- OBJECTIVE:
Please return the full listing below without altering anything.

—————

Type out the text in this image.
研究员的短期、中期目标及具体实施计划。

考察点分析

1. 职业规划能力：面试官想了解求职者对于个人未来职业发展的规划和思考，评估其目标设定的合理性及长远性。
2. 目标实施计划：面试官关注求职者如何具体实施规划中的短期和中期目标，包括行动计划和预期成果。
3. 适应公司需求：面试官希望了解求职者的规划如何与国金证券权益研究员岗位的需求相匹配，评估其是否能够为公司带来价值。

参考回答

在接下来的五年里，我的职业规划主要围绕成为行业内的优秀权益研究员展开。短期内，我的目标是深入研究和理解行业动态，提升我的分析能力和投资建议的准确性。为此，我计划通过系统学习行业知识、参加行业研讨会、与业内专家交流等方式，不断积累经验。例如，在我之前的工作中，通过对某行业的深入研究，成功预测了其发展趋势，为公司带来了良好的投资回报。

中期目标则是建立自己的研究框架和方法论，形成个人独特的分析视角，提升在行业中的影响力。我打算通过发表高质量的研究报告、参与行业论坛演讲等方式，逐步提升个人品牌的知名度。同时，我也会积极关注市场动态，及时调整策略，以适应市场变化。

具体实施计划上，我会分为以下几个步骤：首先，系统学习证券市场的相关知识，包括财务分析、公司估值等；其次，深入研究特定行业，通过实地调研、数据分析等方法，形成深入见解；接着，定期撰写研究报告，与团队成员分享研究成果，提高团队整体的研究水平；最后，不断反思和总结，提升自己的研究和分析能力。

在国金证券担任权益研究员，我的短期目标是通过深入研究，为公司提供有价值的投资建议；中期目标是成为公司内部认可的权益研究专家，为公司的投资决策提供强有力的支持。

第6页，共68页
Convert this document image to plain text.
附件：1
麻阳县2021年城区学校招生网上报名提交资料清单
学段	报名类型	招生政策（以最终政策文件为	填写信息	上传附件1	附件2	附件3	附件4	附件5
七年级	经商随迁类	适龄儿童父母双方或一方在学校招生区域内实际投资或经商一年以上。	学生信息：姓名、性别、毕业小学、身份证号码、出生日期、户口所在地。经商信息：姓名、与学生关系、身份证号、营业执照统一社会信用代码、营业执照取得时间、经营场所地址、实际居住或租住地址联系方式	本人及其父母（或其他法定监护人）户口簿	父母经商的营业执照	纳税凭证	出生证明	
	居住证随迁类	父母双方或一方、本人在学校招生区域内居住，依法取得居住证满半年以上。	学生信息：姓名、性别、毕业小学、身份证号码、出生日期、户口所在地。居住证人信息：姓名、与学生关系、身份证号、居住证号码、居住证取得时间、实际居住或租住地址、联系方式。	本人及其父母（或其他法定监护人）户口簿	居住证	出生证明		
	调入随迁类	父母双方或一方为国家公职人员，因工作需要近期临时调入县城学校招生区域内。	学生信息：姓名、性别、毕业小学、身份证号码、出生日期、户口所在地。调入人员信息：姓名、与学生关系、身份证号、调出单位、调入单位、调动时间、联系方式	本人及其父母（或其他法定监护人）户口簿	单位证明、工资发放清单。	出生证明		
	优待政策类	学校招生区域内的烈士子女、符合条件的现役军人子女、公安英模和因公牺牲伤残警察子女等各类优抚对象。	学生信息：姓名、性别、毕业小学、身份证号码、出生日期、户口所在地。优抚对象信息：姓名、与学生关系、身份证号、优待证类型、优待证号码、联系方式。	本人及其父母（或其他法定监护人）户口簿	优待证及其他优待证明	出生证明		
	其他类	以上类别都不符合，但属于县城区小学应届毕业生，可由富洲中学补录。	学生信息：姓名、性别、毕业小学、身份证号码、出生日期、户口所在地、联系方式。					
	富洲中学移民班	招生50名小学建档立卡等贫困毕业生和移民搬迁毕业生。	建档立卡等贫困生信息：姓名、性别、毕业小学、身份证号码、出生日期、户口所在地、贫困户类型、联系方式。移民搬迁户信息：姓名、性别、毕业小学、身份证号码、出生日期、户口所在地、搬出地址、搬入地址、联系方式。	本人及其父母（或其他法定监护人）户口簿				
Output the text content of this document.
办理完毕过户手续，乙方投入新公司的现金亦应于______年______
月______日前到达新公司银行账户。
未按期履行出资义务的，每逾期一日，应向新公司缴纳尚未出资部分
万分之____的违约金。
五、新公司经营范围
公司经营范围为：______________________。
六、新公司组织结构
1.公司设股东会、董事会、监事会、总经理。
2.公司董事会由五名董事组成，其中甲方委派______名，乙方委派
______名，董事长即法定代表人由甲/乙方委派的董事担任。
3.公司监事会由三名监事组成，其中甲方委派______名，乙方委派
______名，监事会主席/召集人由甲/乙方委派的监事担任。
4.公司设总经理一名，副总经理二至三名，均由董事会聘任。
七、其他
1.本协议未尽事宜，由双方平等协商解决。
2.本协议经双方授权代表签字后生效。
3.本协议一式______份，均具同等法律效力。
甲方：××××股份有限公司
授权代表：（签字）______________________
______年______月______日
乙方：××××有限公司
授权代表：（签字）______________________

—————

- RIGHT ANSWER:
Type out the text in this image.
研究员的短期、中期目标及具体实施计划。

考察点分析

1. 职业规划能力：面试官想了解求职者对于个人未来职业发展的规划和思考，评估其目标设定的合理性及长远性。
2. 目标实施计划：面试官关注求职者如何具体实施规划中的短期和中期目标，包括行动计划和预期成果。
3. 适应公司需求：面试官希望了解求职者的规划如何与国金证券权益研究员岗位的需求相匹配，评估其是否能够为公司带来价值。

参考回答

在接下来的五年里，我的职业规划主要围绕成为行业内的优秀权益研究员展开。短期内，我的目标是深入研究和理解行业动态，提升我的分析能力和投资建议的准确性。为此，我计划通过系统学习行业知识、参加行业研讨会、与业内专家交流等方式，不断积累经验。例如，在我之前的工作中，通过对某行业的深入研究，成功预测了其发展趋势，为公司带来了良好的投资回报。

中期目标则是建立自己的研究框架和方法论，形成个人独特的分析视角，提升在行业中的影响力。我打算通过发表高质量的研究报告、参与行业论坛演讲等方式，逐步提升个人品牌的知名度。同时，我也会积极关注市场动态，及时调整策略，以适应市场变化。

具体实施计划上，我会分为以下几个步骤：首先，系统学习证券市场的相关知识，包括财务分析、公司估值等；其次，深入研究特定行业，通过实地调研、数据分析等方法，形成深入见解；接着，定期撰写研究报告，与团队成员分享研究成果，提高团队整体的研究水平；最后，不断反思和总结，提升自己的研究和分析能力。

在国金证券担任权益研究员，我的短期目标是通过深入研究，为公司提供有价值的投资建议；中期目标是成为公司内部认可的权益研究专家，为公司的投资决策提供强有力的支持。

第6页，共68页
Convert this document image to plain text.
附件：1
麻阳县2021年城区学校招生网上报名提交资料清单
学段	报名类型	招生政策（以最终政策文件为	填写信息	上传附件1	附件2	附件3	附件4	附件5
七年级	经商随迁类	适龄儿童父母双方或一方在学校招生区域内实际投资或经商一年以上。	学生信息：姓名、性别、毕业小学、身份证号码、出生日期、户口所在地。经商信息：姓名、与学生关系、身份证号、营业执照统一社会信用代码、营业执照取得时间、经营场所地址、实际居住或租住地址联系方式	本人及其父母（或其他法定监护人）户口簿	父母经商的营业执照	纳税凭证	出生证明	
	居住证随迁类	父母双方或一方、本人在学校招生区域内居住，依法取得居住证满半年以上。	学生信息：姓名、性别、毕业小学、身份证号码、出生日期、户口所在地。居住证人信息：姓名、与学生关系、身份证号、居住证号码、居住证取得时间、实际居住或租住地址、联系方式。	本人及其父母（或其他法定监护人）户口簿	居住证	出生证明		
	调入随迁类	父母双方或一方为国家公职人员，因工作需要近期临时调入县城学校招生区域内。	学生信息：姓名、性别、毕业小学、身份证号码、出生日期、户口所在地。调入人员信息：姓名、与学生关系、身份证号、调出单位、调入单位、调动时间、联系方式	本人及其父母（或其他法定监护人）户口簿	单位证明、工资发放清单。	出生证明		
	优待政策类	学校招生区域内的烈士子女、符合条件的现役军人子女、公安英模和因公牺牲伤残警察子女等各类优抚对象。	学生信息：姓名、性别、毕业小学、身份证号码、出生日期、户口所在地。优抚对象信息：姓名、与学生关系、身份证号、优待证类型、优待证号码、联系方式。	本人及其父母（或其他法定监护人）户口簿	优待证及其他优待证明	出生证明		
	其他类	以上类别都不符合，但属于县城区小学应届毕业生，可由富洲中学补录。	学生信息：姓名、性别、毕业小学、身份证号码、出生日期、户口所在地、联系方式。					
	富洲中学移民班	招生50名小学建档立卡等贫困毕业生和移民搬迁毕业生。	建档立卡等贫困生信息：姓名、性别、毕业小学、身份证号码、出生日期、户口所在地、贫困户类型、联系方式。移民搬迁户信息：姓名、性别、毕业小学、身份证号码、出生日期、户口所在地、搬出地址、搬入地址、联系方式。	本人及其父母（或其他法定监护人）户口簿				
Output the text content of this document.
办理完毕过户手续，乙方投入新公司的现金亦应于______年______
月______日前到达新公司银行账户。
未按期履行出资义务的，每逾期一日，应向新公司缴纳尚未出资部分
万分之____的违约金。
五、新公司经营范围
公司经营范围为：______________________。
六、新公司组织结构
1.公司设股东会、董事会、监事会、总经理。
2.公司董事会由五名董事组成，其中甲方委派______名，乙方委派
______名，董事长即法定代表人由甲/乙方委派的董事担任。
3.公司监事会由三名监事组成，其中甲方委派______名，乙方委派
______名，监事会主席/召集人由甲/乙方委派的监事担任。
4.公司设总经理一名，副总经理二至三名，均由董事会聘任。
七、其他
1.本协议未尽事宜，由双方平等协商解决。
2.本协议经双方授权代表签字后生效。
3.本协议一式______份，均具同等法律效力。
甲方：××××股份有限公司
授权代表：（签字）______________________
______年______月______日
乙方：××××有限公司
授权代表：（签字）______________________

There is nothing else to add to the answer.